== Records for processing ==

-- START --

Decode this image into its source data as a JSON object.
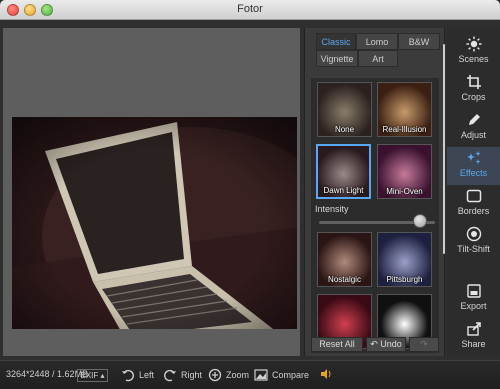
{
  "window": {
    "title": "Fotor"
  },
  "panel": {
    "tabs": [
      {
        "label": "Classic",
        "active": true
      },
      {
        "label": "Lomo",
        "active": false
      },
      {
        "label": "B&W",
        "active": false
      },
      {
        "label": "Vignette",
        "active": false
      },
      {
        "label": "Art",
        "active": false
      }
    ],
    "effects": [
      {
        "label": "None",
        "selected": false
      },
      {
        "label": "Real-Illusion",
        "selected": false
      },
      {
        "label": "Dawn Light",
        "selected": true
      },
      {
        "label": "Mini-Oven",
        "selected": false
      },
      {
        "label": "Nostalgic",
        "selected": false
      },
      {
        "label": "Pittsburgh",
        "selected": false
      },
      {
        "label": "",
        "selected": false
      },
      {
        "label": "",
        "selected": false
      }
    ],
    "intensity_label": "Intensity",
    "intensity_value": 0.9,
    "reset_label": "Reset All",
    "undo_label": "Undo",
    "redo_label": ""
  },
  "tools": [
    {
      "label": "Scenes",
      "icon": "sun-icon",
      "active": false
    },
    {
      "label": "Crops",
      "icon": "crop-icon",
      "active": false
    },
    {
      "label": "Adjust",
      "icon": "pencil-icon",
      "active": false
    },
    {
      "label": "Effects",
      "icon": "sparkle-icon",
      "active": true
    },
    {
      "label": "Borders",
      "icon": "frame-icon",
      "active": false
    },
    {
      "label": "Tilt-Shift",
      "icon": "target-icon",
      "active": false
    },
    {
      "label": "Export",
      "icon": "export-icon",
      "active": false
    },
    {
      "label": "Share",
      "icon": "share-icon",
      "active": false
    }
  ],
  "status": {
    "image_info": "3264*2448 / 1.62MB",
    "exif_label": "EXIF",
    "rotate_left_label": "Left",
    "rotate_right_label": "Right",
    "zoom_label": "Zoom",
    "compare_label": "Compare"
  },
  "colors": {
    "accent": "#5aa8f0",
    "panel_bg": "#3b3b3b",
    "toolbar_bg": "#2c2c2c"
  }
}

-- END --

== Goal ==
Generate a word-for-word copy of the preceding records, excluding all pictures.

== Exercise answer ==
Decode this image into its source data as a JSON object.
{
  "window": {
    "title": "Fotor"
  },
  "panel": {
    "tabs": [
      {
        "label": "Classic",
        "active": true
      },
      {
        "label": "Lomo",
        "active": false
      },
      {
        "label": "B&W",
        "active": false
      },
      {
        "label": "Vignette",
        "active": false
      },
      {
        "label": "Art",
        "active": false
      }
    ],
    "effects": [
      {
        "label": "None",
        "selected": false
      },
      {
        "label": "Real-Illusion",
        "selected": false
      },
      {
        "label": "Dawn Light",
        "selected": true
      },
      {
        "label": "Mini-Oven",
        "selected": false
      },
      {
        "label": "Nostalgic",
        "selected": false
      },
      {
        "label": "Pittsburgh",
        "selected": false
      },
      {
        "label": "",
        "selected": false
      },
      {
        "label": "",
        "selected": false
      }
    ],
    "intensity_label": "Intensity",
    "intensity_value": 0.9,
    "reset_label": "Reset All",
    "undo_label": "Undo",
    "redo_label": ""
  },
  "tools": [
    {
      "label": "Scenes",
      "icon": "sun-icon",
      "active": false
    },
    {
      "label": "Crops",
      "icon": "crop-icon",
      "active": false
    },
    {
      "label": "Adjust",
      "icon": "pencil-icon",
      "active": false
    },
    {
      "label": "Effects",
      "icon": "sparkle-icon",
      "active": true
    },
    {
      "label": "Borders",
      "icon": "frame-icon",
      "active": false
    },
    {
      "label": "Tilt-Shift",
      "icon": "target-icon",
      "active": false
    },
    {
      "label": "Export",
      "icon": "export-icon",
      "active": false
    },
    {
      "label": "Share",
      "icon": "share-icon",
      "active": false
    }
  ],
  "status": {
    "image_info": "3264*2448 / 1.62MB",
    "exif_label": "EXIF",
    "rotate_left_label": "Left",
    "rotate_right_label": "Right",
    "zoom_label": "Zoom",
    "compare_label": "Compare"
  },
  "colors": {
    "accent": "#5aa8f0",
    "panel_bg": "#3b3b3b",
    "toolbar_bg": "#2c2c2c"
  }
}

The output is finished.